[Items listed in a dataset]
════════════════

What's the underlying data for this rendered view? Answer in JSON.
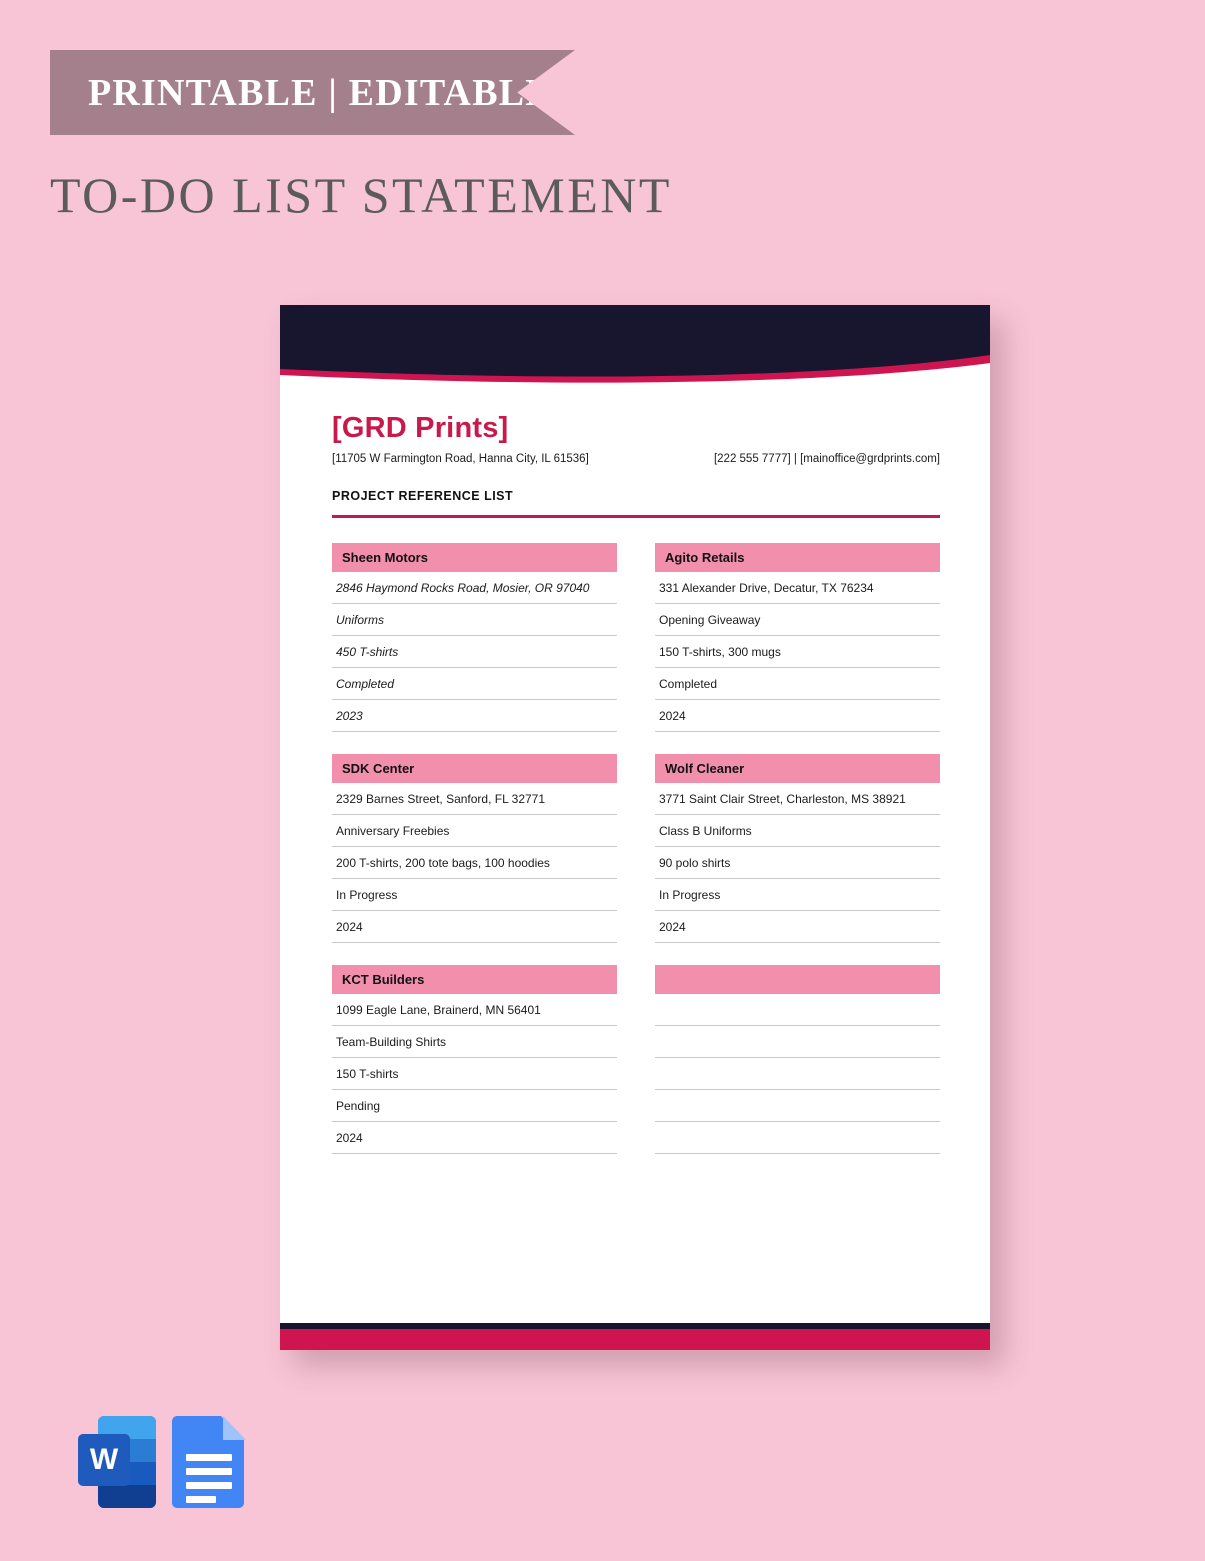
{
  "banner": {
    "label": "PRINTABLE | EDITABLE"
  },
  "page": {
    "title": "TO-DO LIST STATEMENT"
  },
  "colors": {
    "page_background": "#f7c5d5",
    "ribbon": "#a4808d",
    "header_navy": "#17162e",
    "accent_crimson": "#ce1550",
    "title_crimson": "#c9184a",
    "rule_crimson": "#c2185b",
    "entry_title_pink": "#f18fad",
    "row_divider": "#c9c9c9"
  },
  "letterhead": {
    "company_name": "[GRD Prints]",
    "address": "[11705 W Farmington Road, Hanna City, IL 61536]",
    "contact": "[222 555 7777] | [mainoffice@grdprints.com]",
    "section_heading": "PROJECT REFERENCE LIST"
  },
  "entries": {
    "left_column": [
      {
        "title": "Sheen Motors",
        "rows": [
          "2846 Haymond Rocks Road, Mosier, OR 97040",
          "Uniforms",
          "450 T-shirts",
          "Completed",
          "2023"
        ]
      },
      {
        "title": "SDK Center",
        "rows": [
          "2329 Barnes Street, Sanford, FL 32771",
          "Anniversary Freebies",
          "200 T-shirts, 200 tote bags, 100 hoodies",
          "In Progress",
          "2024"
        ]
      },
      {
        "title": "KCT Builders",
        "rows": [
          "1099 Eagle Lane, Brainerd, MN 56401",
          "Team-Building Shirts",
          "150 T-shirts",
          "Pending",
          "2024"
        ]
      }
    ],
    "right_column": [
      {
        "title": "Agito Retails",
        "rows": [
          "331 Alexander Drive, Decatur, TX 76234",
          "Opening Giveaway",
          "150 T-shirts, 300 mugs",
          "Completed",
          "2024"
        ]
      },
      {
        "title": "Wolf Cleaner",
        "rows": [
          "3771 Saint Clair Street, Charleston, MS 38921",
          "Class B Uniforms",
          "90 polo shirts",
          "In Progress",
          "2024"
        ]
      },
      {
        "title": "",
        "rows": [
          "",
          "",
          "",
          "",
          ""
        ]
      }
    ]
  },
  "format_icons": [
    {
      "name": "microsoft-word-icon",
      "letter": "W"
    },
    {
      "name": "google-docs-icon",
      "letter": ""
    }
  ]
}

════════════════

**PROBLEM REQUIREMENTS**. Return all the entries word for word, but omit any pictures they contain.

**ANSWER IN FULL**.
What's the underlying data for this rendered view? Answer in JSON.
{
  "banner": {
    "label": "PRINTABLE | EDITABLE"
  },
  "page": {
    "title": "TO-DO LIST STATEMENT"
  },
  "colors": {
    "page_background": "#f7c5d5",
    "ribbon": "#a4808d",
    "header_navy": "#17162e",
    "accent_crimson": "#ce1550",
    "title_crimson": "#c9184a",
    "rule_crimson": "#c2185b",
    "entry_title_pink": "#f18fad",
    "row_divider": "#c9c9c9"
  },
  "letterhead": {
    "company_name": "[GRD Prints]",
    "address": "[11705 W Farmington Road, Hanna City, IL 61536]",
    "contact": "[222 555 7777] | [mainoffice@grdprints.com]",
    "section_heading": "PROJECT REFERENCE LIST"
  },
  "entries": {
    "left_column": [
      {
        "title": "Sheen Motors",
        "rows": [
          "2846 Haymond Rocks Road, Mosier, OR 97040",
          "Uniforms",
          "450 T-shirts",
          "Completed",
          "2023"
        ]
      },
      {
        "title": "SDK Center",
        "rows": [
          "2329 Barnes Street, Sanford, FL 32771",
          "Anniversary Freebies",
          "200 T-shirts, 200 tote bags, 100 hoodies",
          "In Progress",
          "2024"
        ]
      },
      {
        "title": "KCT Builders",
        "rows": [
          "1099 Eagle Lane, Brainerd, MN 56401",
          "Team-Building Shirts",
          "150 T-shirts",
          "Pending",
          "2024"
        ]
      }
    ],
    "right_column": [
      {
        "title": "Agito Retails",
        "rows": [
          "331 Alexander Drive, Decatur, TX 76234",
          "Opening Giveaway",
          "150 T-shirts, 300 mugs",
          "Completed",
          "2024"
        ]
      },
      {
        "title": "Wolf Cleaner",
        "rows": [
          "3771 Saint Clair Street, Charleston, MS 38921",
          "Class B Uniforms",
          "90 polo shirts",
          "In Progress",
          "2024"
        ]
      },
      {
        "title": "",
        "rows": [
          "",
          "",
          "",
          "",
          ""
        ]
      }
    ]
  },
  "format_icons": [
    {
      "name": "microsoft-word-icon",
      "letter": "W"
    },
    {
      "name": "google-docs-icon",
      "letter": ""
    }
  ]
}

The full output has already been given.